Repeat the entire listing exactly.

### Dataset content
________________________________________
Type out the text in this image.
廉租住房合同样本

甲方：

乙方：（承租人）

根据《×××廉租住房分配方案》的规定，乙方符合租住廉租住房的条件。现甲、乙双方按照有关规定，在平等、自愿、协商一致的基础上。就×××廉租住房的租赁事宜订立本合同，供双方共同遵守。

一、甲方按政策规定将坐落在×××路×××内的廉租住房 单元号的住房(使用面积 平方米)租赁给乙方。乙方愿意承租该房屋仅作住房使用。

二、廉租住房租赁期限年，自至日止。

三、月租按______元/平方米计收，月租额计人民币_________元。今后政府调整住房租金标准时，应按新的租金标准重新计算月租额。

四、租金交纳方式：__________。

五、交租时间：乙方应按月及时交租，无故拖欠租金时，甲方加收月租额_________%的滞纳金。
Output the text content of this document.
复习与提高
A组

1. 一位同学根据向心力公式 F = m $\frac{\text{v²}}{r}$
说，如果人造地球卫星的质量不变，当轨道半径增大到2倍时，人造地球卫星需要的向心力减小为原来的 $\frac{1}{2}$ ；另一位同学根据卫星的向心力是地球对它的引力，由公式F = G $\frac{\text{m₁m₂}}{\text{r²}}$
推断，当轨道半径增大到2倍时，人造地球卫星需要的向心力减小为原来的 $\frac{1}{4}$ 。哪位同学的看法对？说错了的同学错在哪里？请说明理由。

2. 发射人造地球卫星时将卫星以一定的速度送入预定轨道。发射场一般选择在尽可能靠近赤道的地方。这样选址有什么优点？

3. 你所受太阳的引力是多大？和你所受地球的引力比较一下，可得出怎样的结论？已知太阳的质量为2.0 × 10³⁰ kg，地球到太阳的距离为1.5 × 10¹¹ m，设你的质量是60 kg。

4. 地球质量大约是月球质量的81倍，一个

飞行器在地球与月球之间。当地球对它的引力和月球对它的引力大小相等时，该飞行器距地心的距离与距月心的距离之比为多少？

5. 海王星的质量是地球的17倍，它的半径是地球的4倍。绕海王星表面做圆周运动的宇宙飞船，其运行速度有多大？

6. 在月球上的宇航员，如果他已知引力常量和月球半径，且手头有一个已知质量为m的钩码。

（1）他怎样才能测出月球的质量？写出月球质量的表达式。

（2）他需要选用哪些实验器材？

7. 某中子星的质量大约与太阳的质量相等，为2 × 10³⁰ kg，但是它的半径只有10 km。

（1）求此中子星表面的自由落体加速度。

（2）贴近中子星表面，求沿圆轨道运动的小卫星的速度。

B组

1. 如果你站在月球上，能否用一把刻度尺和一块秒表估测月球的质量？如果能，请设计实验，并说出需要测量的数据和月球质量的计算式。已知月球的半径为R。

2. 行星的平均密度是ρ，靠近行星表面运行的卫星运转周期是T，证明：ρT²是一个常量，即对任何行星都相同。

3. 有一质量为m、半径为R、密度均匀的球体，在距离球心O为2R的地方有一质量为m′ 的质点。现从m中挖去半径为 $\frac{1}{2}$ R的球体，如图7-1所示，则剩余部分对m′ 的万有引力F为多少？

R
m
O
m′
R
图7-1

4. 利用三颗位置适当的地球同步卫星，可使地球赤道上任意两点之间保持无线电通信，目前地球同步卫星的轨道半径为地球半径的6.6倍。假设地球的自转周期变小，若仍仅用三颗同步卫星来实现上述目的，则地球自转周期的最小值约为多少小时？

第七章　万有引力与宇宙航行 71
________________________________________
### Exercise solution
Type out the text in this image.
廉租住房合同样本

甲方：

乙方：（承租人）

根据《×××廉租住房分配方案》的规定，乙方符合租住廉租住房的条件。现甲、乙双方按照有关规定，在平等、自愿、协商一致的基础上。就×××廉租住房的租赁事宜订立本合同，供双方共同遵守。

一、甲方按政策规定将坐落在×××路×××内的廉租住房 单元号的住房(使用面积 平方米)租赁给乙方。乙方愿意承租该房屋仅作住房使用。

二、廉租住房租赁期限年，自至日止。

三、月租按______元/平方米计收，月租额计人民币_________元。今后政府调整住房租金标准时，应按新的租金标准重新计算月租额。

四、租金交纳方式：__________。

五、交租时间：乙方应按月及时交租，无故拖欠租金时，甲方加收月租额_________%的滞纳金。
Output the text content of this document.
复习与提高
A组

1. 一位同学根据向心力公式 F = m $\frac{\text{v²}}{r}$
说，如果人造地球卫星的质量不变，当轨道半径增大到2倍时，人造地球卫星需要的向心力减小为原来的 $\frac{1}{2}$ ；另一位同学根据卫星的向心力是地球对它的引力，由公式F = G $\frac{\text{m₁m₂}}{\text{r²}}$
推断，当轨道半径增大到2倍时，人造地球卫星需要的向心力减小为原来的 $\frac{1}{4}$ 。哪位同学的看法对？说错了的同学错在哪里？请说明理由。

2. 发射人造地球卫星时将卫星以一定的速度送入预定轨道。发射场一般选择在尽可能靠近赤道的地方。这样选址有什么优点？

3. 你所受太阳的引力是多大？和你所受地球的引力比较一下，可得出怎样的结论？已知太阳的质量为2.0 × 10³⁰ kg，地球到太阳的距离为1.5 × 10¹¹ m，设你的质量是60 kg。

4. 地球质量大约是月球质量的81倍，一个

飞行器在地球与月球之间。当地球对它的引力和月球对它的引力大小相等时，该飞行器距地心的距离与距月心的距离之比为多少？

5. 海王星的质量是地球的17倍，它的半径是地球的4倍。绕海王星表面做圆周运动的宇宙飞船，其运行速度有多大？

6. 在月球上的宇航员，如果他已知引力常量和月球半径，且手头有一个已知质量为m的钩码。

（1）他怎样才能测出月球的质量？写出月球质量的表达式。

（2）他需要选用哪些实验器材？

7. 某中子星的质量大约与太阳的质量相等，为2 × 10³⁰ kg，但是它的半径只有10 km。

（1）求此中子星表面的自由落体加速度。

（2）贴近中子星表面，求沿圆轨道运动的小卫星的速度。

B组

1. 如果你站在月球上，能否用一把刻度尺和一块秒表估测月球的质量？如果能，请设计实验，并说出需要测量的数据和月球质量的计算式。已知月球的半径为R。

2. 行星的平均密度是ρ，靠近行星表面运行的卫星运转周期是T，证明：ρT²是一个常量，即对任何行星都相同。

3. 有一质量为m、半径为R、密度均匀的球体，在距离球心O为2R的地方有一质量为m′ 的质点。现从m中挖去半径为 $\frac{1}{2}$ R的球体，如图7-1所示，则剩余部分对m′ 的万有引力F为多少？

R
m
O
m′
R
图7-1

4. 利用三颗位置适当的地球同步卫星，可使地球赤道上任意两点之间保持无线电通信，目前地球同步卫星的轨道半径为地球半径的6.6倍。假设地球的自转周期变小，若仍仅用三颗同步卫星来实现上述目的，则地球自转周期的最小值约为多少小时？

第七章　万有引力与宇宙航行 71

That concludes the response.